Required task: Make an exact copy of the records, with the images left out.

[Collection entries]
»»

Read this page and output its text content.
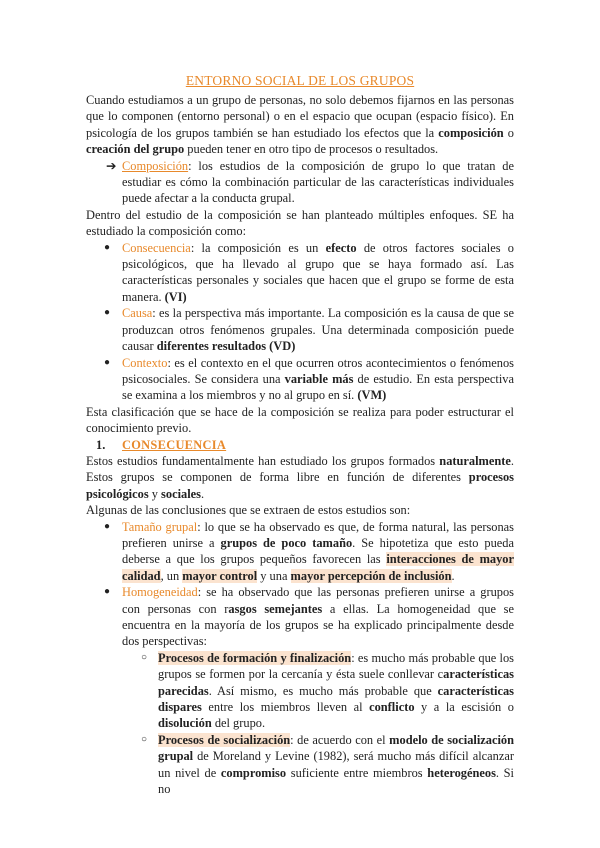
ENTORNO SOCIAL DE LOS GRUPOS

Cuando estudiamos a un grupo de personas, no solo debemos fijarnos en las personas que lo componen (entorno personal) o en el espacio que ocupan (espacio físico). En psicología de los grupos también se han estudiado los efectos que la composición o creación del grupo pueden tener en otro tipo de procesos o resultados.

➔ Composición: los estudios de la composición de grupo lo que tratan de estudiar es cómo la combinación particular de las características individuales puede afectar a la conducta grupal.

Dentro del estudio de la composición se han planteado múltiples enfoques. SE ha estudiado la composición como:

● Consecuencia: la composición es un efecto de otros factores sociales o psicológicos, que ha llevado al grupo que se haya formado así. Las características personales y sociales que hacen que el grupo se forme de esta manera. (VI)

● Causa: es la perspectiva más importante. La composición es la causa de que se produzcan otros fenómenos grupales. Una determinada composición puede causar diferentes resultados (VD)

● Contexto: es el contexto en el que ocurren otros acontecimientos o fenómenos psicosociales. Se considera una variable más de estudio. En esta perspectiva se examina a los miembros y no al grupo en sí. (VM)

Esta clasificación que se hace de la composición se realiza para poder estructurar el conocimiento previo.

1. CONSECUENCIA

Estos estudios fundamentalmente han estudiado los grupos formados naturalmente. Estos grupos se componen de forma libre en función de diferentes procesos psicológicos y sociales.

Algunas de las conclusiones que se extraen de estos estudios son:

● Tamaño grupal: lo que se ha observado es que, de forma natural, las personas prefieren unirse a grupos de poco tamaño. Se hipotetiza que esto pueda deberse a que los grupos pequeños favorecen las interacciones de mayor calidad, un mayor control y una mayor percepción de inclusión.

● Homogeneidad: se ha observado que las personas prefieren unirse a grupos con personas con rasgos semejantes a ellas. La homogeneidad que se encuentra en la mayoría de los grupos se ha explicado principalmente desde dos perspectivas:

○ Procesos de formación y finalización: es mucho más probable que los grupos se formen por la cercanía y ésta suele conllevar características parecidas. Así mismo, es mucho más probable que características dispares entre los miembros lleven al conflicto y a la escisión o disolución del grupo.

○ Procesos de socialización: de acuerdo con el modelo de socialización grupal de Moreland y Levine (1982), será mucho más difícil alcanzar un nivel de compromiso suficiente entre miembros heterogéneos. Si no
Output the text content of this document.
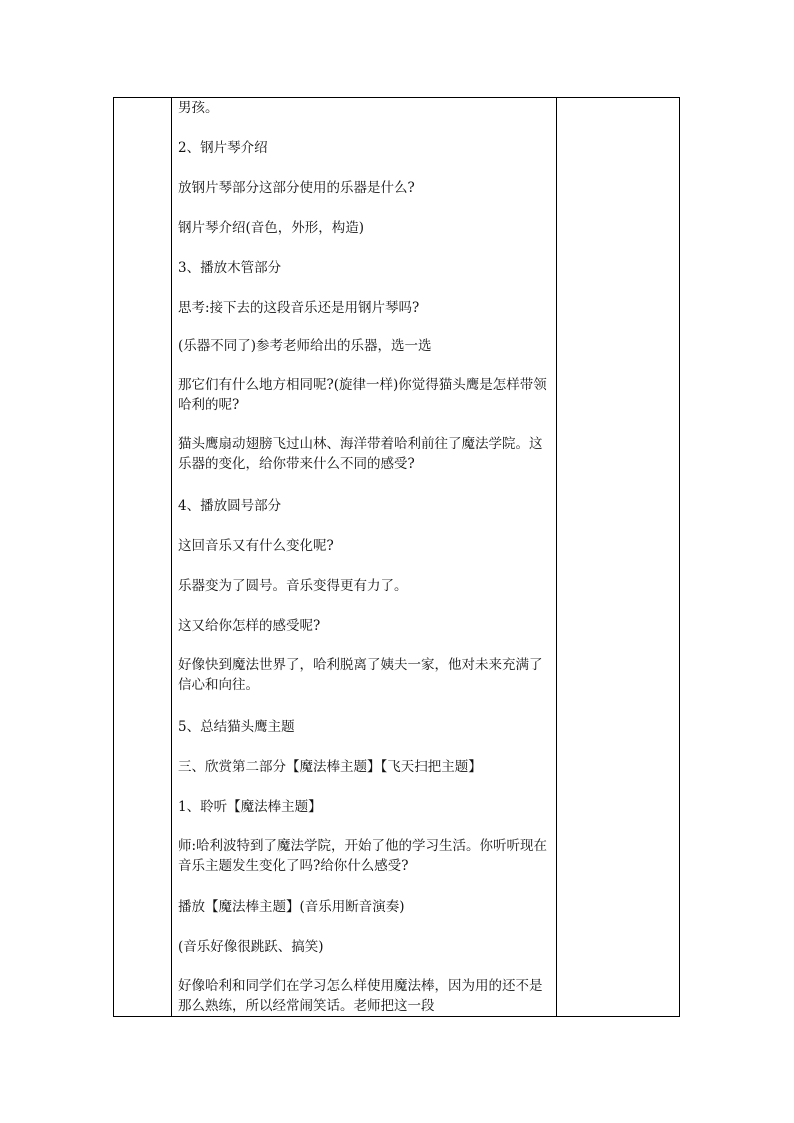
男孩。

2、钢片琴介绍

放钢片琴部分这部分使用的乐器是什么?

钢片琴介绍(音色，外形，构造)

3、播放木管部分

思考:接下去的这段音乐还是用钢片琴吗?

(乐器不同了)参考老师给出的乐器，选一选

那它们有什么地方相同呢?(旋律一样)你觉得猫头鹰是怎样带领哈利的呢?

猫头鹰扇动翅膀飞过山林、海洋带着哈利前往了魔法学院。这乐器的变化，给你带来什么不同的感受?

4、播放圆号部分

这回音乐又有什么变化呢?

乐器变为了圆号。音乐变得更有力了。

这又给你怎样的感受呢?

好像快到魔法世界了，哈利脱离了姨夫一家，他对未来充满了信心和向往。

5、总结猫头鹰主题

三、欣赏第二部分【魔法棒主题】【飞天扫把主题】

1、聆听【魔法棒主题】

师:哈利波特到了魔法学院，开始了他的学习生活。你听听现在音乐主题发生变化了吗?给你什么感受?

播放【魔法棒主题】(音乐用断音演奏)

(音乐好像很跳跃、搞笑)

好像哈利和同学们在学习怎么样使用魔法棒，因为用的还不是那么熟练，所以经常闹笑话。老师把这一段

««

Solution below:
Read this page and output its text content.
ENTORNO SOCIAL DE LOS GRUPOS

Cuando estudiamos a un grupo de personas, no solo debemos fijarnos en las personas que lo componen (entorno personal) o en el espacio que ocupan (espacio físico). En psicología de los grupos también se han estudiado los efectos que la composición o creación del grupo pueden tener en otro tipo de procesos o resultados.

➔ Composición: los estudios de la composición de grupo lo que tratan de estudiar es cómo la combinación particular de las características individuales puede afectar a la conducta grupal.

Dentro del estudio de la composición se han planteado múltiples enfoques. SE ha estudiado la composición como:

● Consecuencia: la composición es un efecto de otros factores sociales o psicológicos, que ha llevado al grupo que se haya formado así. Las características personales y sociales que hacen que el grupo se forme de esta manera. (VI)

● Causa: es la perspectiva más importante. La composición es la causa de que se produzcan otros fenómenos grupales. Una determinada composición puede causar diferentes resultados (VD)

● Contexto: es el contexto en el que ocurren otros acontecimientos o fenómenos psicosociales. Se considera una variable más de estudio. En esta perspectiva se examina a los miembros y no al grupo en sí. (VM)

Esta clasificación que se hace de la composición se realiza para poder estructurar el conocimiento previo.

1. CONSECUENCIA

Estos estudios fundamentalmente han estudiado los grupos formados naturalmente. Estos grupos se componen de forma libre en función de diferentes procesos psicológicos y sociales.

Algunas de las conclusiones que se extraen de estos estudios son:

● Tamaño grupal: lo que se ha observado es que, de forma natural, las personas prefieren unirse a grupos de poco tamaño. Se hipotetiza que esto pueda deberse a que los grupos pequeños favorecen las interacciones de mayor calidad, un mayor control y una mayor percepción de inclusión.

● Homogeneidad: se ha observado que las personas prefieren unirse a grupos con personas con rasgos semejantes a ellas. La homogeneidad que se encuentra en la mayoría de los grupos se ha explicado principalmente desde dos perspectivas:

○ Procesos de formación y finalización: es mucho más probable que los grupos se formen por la cercanía y ésta suele conllevar características parecidas. Así mismo, es mucho más probable que características dispares entre los miembros lleven al conflicto y a la escisión o disolución del grupo.

○ Procesos de socialización: de acuerdo con el modelo de socialización grupal de Moreland y Levine (1982), será mucho más difícil alcanzar un nivel de compromiso suficiente entre miembros heterogéneos. Si no
Output the text content of this document.
男孩。

2、钢片琴介绍

放钢片琴部分这部分使用的乐器是什么?

钢片琴介绍(音色，外形，构造)

3、播放木管部分

思考:接下去的这段音乐还是用钢片琴吗?

(乐器不同了)参考老师给出的乐器，选一选

那它们有什么地方相同呢?(旋律一样)你觉得猫头鹰是怎样带领哈利的呢?

猫头鹰扇动翅膀飞过山林、海洋带着哈利前往了魔法学院。这乐器的变化，给你带来什么不同的感受?

4、播放圆号部分

这回音乐又有什么变化呢?

乐器变为了圆号。音乐变得更有力了。

这又给你怎样的感受呢?

好像快到魔法世界了，哈利脱离了姨夫一家，他对未来充满了信心和向往。

5、总结猫头鹰主题

三、欣赏第二部分【魔法棒主题】【飞天扫把主题】

1、聆听【魔法棒主题】

师:哈利波特到了魔法学院，开始了他的学习生活。你听听现在音乐主题发生变化了吗?给你什么感受?

播放【魔法棒主题】(音乐用断音演奏)

(音乐好像很跳跃、搞笑)

好像哈利和同学们在学习怎么样使用魔法棒，因为用的还不是那么熟练，所以经常闹笑话。老师把这一段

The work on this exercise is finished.